Short task: Filter these entries, keeping only lines that hold the word "text".

[Rows from a dataset]

>> BEGIN

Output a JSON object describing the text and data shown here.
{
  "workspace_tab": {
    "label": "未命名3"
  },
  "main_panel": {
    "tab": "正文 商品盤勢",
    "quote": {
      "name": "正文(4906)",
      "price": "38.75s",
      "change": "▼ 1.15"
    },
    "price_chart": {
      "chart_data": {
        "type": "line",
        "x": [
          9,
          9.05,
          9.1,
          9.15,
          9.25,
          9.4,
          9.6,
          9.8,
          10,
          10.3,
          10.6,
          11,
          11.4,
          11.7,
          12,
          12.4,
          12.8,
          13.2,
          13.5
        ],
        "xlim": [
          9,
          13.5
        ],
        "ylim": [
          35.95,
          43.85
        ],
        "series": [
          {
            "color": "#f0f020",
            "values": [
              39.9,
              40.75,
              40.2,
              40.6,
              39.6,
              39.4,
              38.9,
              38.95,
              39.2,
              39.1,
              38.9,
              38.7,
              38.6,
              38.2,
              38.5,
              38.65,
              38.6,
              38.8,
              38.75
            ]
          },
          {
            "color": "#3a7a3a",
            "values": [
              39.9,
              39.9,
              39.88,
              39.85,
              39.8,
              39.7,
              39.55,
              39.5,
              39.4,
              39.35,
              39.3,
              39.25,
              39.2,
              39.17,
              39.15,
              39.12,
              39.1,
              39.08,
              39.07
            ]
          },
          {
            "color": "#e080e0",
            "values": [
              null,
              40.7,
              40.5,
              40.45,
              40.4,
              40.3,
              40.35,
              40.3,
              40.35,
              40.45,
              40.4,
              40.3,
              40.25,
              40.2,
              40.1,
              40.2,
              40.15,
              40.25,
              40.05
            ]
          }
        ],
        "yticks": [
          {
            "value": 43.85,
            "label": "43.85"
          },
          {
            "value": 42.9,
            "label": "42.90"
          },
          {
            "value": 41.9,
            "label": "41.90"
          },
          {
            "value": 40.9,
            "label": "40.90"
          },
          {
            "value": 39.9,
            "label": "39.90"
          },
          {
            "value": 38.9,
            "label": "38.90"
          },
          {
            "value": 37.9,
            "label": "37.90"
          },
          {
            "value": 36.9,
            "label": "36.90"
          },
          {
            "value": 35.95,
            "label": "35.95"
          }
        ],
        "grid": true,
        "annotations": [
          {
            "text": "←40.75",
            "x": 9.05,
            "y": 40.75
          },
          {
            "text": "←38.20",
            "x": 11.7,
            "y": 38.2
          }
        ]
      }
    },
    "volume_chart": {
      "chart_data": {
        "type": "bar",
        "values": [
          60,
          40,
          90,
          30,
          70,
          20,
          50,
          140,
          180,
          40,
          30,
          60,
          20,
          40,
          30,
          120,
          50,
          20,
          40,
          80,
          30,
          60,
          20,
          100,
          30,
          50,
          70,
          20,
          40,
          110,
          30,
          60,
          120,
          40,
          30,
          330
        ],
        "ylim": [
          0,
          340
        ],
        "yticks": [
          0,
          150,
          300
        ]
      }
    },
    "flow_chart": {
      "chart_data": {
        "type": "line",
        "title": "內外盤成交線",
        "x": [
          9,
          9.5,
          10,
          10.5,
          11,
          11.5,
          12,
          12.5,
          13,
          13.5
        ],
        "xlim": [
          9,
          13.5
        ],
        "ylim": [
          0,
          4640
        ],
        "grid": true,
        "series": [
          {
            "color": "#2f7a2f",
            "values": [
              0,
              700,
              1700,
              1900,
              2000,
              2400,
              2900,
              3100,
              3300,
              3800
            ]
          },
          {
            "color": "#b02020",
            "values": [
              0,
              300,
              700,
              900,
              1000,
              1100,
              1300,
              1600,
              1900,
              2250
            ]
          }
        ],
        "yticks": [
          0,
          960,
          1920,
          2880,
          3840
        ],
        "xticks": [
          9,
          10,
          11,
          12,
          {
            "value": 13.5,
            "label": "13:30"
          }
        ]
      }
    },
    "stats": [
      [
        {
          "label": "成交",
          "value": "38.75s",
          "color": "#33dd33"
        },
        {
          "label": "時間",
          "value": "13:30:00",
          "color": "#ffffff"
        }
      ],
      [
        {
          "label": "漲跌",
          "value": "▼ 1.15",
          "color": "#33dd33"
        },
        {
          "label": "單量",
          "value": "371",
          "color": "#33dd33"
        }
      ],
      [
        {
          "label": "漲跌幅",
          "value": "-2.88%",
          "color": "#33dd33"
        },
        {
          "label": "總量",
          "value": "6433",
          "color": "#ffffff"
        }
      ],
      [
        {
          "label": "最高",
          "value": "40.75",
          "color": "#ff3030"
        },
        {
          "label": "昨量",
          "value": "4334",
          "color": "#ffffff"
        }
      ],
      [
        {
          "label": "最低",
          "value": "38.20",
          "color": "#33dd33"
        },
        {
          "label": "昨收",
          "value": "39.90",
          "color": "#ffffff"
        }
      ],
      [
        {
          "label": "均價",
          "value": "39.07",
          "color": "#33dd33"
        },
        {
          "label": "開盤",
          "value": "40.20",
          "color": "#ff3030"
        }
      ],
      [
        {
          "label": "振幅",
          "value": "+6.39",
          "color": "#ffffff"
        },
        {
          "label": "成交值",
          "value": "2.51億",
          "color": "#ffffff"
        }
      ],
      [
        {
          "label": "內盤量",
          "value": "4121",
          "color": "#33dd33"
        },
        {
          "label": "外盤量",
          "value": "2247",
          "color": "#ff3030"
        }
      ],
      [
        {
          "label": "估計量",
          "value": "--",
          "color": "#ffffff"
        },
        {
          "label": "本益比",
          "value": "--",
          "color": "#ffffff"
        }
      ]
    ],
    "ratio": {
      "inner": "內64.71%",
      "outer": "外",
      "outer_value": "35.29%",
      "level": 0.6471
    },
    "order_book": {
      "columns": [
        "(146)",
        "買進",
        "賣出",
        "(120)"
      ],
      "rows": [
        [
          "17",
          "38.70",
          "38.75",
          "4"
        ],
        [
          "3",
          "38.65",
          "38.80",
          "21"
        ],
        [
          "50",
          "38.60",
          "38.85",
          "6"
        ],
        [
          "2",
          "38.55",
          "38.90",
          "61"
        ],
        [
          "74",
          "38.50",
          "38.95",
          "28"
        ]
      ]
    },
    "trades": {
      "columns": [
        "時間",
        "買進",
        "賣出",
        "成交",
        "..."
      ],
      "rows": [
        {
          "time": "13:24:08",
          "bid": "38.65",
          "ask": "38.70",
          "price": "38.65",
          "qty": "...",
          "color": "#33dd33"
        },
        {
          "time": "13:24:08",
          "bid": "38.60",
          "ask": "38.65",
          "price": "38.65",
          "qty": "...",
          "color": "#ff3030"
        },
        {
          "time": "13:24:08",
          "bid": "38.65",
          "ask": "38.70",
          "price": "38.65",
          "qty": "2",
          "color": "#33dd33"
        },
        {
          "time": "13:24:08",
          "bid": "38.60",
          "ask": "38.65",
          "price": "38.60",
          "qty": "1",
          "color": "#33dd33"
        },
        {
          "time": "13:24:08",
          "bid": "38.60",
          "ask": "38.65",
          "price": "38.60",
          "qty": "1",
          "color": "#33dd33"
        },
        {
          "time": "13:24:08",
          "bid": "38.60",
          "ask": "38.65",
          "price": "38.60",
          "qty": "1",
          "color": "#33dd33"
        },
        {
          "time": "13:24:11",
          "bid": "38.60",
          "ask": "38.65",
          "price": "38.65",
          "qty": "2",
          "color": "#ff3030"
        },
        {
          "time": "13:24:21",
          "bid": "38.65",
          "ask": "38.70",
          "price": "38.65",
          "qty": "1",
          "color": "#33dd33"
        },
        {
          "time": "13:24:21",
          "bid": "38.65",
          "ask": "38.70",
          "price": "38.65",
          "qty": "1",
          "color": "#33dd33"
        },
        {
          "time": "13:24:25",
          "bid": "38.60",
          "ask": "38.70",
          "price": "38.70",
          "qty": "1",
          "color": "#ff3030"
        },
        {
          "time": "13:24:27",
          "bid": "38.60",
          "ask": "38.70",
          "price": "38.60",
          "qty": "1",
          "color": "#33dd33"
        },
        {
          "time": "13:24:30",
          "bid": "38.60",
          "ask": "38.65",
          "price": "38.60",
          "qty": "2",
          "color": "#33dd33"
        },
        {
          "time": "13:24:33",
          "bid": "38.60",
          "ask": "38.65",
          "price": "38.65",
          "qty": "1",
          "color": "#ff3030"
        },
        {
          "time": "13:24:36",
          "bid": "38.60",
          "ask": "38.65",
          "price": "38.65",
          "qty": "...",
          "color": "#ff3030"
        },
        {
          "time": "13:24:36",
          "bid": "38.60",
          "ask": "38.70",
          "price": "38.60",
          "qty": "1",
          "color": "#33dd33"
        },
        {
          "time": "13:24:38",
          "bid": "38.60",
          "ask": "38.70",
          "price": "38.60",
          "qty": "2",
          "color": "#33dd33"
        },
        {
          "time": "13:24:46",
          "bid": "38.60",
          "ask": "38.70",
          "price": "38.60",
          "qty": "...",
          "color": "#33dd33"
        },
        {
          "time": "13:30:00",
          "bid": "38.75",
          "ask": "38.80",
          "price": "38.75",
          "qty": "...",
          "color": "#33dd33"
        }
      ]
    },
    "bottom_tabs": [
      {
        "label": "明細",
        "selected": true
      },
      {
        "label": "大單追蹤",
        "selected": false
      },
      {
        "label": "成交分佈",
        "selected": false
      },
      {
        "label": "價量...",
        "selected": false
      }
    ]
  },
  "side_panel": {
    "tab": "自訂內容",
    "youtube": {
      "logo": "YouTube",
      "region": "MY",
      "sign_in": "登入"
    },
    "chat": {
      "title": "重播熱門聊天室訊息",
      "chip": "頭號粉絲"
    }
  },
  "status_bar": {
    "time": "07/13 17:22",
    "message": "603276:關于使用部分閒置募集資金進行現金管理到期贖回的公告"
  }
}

>> END

Solution for this problem:
Output a JSON object describing the text and data shown here.
            "text": "←40.75",
            "text": "←38.20",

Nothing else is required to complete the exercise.